Activity: All lines in the records below that hold "marker" are to be shown.

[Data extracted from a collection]

<<<<

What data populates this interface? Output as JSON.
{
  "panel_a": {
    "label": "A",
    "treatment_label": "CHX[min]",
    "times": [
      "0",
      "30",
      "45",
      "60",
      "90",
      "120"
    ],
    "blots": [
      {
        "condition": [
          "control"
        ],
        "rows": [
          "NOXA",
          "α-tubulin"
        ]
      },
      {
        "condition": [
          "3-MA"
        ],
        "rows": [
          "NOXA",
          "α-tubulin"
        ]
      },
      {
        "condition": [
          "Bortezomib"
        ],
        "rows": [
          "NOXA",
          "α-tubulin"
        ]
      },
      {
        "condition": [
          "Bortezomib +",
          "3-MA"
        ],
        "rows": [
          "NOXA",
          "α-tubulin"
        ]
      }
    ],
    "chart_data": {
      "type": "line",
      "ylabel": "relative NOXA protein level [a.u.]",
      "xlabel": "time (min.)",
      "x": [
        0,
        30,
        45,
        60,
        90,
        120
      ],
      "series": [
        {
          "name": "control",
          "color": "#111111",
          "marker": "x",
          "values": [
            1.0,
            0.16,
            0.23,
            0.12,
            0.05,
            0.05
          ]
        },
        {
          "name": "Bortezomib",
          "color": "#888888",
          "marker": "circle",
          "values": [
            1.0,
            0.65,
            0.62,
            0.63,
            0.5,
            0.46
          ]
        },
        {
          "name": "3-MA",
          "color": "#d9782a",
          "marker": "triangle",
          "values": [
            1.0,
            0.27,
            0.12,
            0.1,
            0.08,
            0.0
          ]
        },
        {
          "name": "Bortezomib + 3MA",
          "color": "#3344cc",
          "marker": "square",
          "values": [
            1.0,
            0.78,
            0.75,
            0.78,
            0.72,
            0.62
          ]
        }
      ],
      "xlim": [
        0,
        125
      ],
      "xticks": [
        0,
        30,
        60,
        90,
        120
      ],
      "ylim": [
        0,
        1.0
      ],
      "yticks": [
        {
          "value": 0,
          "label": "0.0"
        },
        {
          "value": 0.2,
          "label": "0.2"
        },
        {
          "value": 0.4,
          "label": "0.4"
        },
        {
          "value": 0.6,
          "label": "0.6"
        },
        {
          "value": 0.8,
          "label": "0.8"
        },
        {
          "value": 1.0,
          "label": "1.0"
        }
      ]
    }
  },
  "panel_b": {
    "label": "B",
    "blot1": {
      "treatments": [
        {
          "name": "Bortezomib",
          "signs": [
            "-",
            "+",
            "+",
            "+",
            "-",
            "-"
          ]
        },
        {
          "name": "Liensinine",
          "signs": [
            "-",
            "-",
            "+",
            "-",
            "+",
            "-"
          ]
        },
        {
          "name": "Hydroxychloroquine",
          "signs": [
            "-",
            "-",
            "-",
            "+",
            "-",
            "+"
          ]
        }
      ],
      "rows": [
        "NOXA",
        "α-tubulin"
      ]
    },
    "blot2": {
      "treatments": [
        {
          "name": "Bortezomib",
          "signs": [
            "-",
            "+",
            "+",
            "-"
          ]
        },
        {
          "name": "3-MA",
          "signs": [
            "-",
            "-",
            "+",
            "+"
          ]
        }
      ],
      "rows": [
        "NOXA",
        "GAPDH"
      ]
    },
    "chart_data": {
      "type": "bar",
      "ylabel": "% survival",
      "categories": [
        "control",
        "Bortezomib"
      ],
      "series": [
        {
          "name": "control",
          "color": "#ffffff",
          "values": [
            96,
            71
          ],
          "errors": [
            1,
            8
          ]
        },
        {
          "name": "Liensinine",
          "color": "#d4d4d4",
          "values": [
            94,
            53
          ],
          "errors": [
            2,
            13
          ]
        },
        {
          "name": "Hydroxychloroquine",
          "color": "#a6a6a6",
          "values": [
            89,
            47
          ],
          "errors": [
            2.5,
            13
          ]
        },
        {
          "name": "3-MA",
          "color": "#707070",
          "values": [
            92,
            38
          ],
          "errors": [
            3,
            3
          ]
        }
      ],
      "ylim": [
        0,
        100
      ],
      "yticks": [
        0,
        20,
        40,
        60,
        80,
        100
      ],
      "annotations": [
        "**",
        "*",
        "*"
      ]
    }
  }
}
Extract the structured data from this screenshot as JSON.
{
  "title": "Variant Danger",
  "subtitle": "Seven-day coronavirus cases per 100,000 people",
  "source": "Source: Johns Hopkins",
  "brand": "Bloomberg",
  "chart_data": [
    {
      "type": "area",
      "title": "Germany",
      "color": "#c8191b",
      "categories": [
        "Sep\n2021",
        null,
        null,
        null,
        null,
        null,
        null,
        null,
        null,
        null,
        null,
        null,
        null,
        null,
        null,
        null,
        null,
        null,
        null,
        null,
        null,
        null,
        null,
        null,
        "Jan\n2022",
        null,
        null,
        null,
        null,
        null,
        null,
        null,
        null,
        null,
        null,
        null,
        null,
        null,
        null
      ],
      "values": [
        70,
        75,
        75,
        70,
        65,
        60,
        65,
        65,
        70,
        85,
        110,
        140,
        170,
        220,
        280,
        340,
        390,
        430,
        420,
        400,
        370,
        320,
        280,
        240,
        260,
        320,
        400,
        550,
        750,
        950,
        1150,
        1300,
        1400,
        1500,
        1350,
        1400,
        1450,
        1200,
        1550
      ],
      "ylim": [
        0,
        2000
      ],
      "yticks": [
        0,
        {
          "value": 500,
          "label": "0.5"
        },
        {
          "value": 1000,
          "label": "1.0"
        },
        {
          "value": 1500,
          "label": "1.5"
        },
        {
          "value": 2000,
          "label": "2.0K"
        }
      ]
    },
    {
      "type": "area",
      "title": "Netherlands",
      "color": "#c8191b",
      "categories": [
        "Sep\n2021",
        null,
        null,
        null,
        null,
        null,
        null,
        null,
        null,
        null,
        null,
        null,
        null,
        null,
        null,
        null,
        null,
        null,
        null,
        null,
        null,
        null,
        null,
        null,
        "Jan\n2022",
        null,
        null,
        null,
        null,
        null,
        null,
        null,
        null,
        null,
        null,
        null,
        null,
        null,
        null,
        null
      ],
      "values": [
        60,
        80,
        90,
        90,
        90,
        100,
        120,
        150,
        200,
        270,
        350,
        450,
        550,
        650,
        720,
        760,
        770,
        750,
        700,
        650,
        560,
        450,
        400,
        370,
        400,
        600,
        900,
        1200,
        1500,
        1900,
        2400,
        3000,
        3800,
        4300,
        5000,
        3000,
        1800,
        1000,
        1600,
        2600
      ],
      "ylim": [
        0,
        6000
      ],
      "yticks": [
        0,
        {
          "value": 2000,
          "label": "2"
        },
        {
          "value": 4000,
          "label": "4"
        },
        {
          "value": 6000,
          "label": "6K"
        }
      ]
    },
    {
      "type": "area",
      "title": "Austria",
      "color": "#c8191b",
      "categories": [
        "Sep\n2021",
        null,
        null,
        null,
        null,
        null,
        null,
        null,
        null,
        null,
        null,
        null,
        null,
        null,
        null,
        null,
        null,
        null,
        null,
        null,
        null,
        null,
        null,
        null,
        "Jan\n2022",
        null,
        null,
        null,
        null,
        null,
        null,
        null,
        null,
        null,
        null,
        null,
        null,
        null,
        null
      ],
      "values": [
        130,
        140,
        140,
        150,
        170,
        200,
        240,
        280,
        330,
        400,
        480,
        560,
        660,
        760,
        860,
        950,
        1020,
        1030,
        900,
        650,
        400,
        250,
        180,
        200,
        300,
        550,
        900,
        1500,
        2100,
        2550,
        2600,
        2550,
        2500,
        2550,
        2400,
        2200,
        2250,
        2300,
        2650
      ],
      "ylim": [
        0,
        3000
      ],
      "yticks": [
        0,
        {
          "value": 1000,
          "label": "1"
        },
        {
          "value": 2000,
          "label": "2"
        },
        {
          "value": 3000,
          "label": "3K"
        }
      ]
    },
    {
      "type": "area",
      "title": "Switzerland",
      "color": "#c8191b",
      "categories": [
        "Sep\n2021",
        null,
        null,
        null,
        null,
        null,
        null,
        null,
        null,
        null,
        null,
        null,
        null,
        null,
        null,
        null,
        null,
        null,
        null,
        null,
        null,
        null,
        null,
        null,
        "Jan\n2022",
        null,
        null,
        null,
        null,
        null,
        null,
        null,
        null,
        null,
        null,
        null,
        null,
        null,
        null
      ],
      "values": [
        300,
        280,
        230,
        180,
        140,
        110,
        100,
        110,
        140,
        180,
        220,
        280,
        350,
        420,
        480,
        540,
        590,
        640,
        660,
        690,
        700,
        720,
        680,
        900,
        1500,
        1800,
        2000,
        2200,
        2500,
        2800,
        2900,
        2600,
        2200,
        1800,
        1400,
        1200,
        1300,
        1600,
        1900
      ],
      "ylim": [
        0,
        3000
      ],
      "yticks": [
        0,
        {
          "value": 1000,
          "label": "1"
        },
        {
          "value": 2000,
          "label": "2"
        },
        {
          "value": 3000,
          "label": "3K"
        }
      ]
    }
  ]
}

>>>>

Response below:
          "marker": "x",
          "marker": "circle",
          "marker": "triangle",
          "marker": "square",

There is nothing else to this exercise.